Pick out every line in the listing that contains the string "image", matching case exactly, and copy those lines.

Stored dataset listing:
>>>>

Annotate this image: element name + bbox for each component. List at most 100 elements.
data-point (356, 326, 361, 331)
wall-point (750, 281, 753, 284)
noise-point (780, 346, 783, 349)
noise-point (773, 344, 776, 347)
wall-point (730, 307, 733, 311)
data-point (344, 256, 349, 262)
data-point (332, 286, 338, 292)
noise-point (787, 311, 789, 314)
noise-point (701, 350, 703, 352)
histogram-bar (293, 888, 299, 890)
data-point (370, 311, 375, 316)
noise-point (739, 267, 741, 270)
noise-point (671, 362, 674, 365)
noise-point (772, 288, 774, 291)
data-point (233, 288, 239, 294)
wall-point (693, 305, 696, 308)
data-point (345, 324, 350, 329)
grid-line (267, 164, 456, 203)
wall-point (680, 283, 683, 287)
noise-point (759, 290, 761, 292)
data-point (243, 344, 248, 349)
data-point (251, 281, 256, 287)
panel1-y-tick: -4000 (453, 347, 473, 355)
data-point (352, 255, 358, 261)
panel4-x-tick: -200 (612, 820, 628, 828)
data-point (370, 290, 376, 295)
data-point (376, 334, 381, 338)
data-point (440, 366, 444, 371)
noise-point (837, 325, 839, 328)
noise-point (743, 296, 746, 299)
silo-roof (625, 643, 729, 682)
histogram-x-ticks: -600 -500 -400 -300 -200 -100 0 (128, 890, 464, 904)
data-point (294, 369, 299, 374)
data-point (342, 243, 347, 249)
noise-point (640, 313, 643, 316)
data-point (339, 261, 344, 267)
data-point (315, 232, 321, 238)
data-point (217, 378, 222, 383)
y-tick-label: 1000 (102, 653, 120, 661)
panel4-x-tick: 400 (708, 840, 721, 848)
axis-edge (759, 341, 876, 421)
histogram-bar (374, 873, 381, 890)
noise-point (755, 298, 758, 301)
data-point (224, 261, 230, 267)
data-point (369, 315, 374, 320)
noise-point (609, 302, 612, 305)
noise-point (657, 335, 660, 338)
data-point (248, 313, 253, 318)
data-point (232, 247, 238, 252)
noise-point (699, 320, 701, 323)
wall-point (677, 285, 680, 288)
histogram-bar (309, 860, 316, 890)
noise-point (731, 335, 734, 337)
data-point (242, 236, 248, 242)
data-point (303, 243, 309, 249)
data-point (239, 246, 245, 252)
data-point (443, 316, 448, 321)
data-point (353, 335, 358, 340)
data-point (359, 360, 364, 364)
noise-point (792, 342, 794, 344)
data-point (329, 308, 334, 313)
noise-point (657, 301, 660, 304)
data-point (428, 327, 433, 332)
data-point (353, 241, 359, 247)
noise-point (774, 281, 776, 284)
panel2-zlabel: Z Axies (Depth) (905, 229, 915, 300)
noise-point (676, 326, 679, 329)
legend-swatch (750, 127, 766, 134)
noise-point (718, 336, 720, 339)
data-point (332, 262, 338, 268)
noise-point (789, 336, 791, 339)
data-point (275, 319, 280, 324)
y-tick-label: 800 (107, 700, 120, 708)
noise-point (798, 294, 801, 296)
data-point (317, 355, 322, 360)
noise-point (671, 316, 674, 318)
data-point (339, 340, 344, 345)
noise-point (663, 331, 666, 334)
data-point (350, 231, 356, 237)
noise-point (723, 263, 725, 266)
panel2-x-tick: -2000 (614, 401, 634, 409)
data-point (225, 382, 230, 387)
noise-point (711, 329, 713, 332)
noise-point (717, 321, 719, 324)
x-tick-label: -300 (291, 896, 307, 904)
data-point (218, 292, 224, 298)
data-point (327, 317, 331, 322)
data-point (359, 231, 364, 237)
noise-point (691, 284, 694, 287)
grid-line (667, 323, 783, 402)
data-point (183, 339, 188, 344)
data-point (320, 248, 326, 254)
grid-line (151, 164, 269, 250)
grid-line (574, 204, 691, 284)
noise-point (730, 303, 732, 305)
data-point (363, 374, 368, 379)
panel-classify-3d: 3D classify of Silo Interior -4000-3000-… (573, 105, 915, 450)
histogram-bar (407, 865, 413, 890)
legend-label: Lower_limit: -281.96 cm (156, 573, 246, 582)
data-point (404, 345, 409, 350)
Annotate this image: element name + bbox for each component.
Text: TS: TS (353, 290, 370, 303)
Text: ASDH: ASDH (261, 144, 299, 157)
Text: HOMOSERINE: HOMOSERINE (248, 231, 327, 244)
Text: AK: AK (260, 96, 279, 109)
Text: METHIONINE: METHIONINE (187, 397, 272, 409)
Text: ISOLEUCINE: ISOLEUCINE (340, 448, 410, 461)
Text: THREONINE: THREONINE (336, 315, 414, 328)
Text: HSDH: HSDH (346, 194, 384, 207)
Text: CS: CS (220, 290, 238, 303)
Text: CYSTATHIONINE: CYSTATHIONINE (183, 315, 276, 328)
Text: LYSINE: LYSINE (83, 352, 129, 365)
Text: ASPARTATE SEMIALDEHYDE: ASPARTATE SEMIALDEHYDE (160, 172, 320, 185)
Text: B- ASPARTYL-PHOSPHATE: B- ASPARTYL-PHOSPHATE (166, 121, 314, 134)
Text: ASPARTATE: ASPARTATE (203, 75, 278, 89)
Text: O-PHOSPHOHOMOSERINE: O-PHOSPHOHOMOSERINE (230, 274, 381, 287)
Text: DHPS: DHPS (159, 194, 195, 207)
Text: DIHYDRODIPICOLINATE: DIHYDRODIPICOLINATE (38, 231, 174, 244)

<<<<

Solution to this problem:
Annotate this image: element name + bbox for each component. List at most 100 elements.
Annotate this image: element name + bbox for each component.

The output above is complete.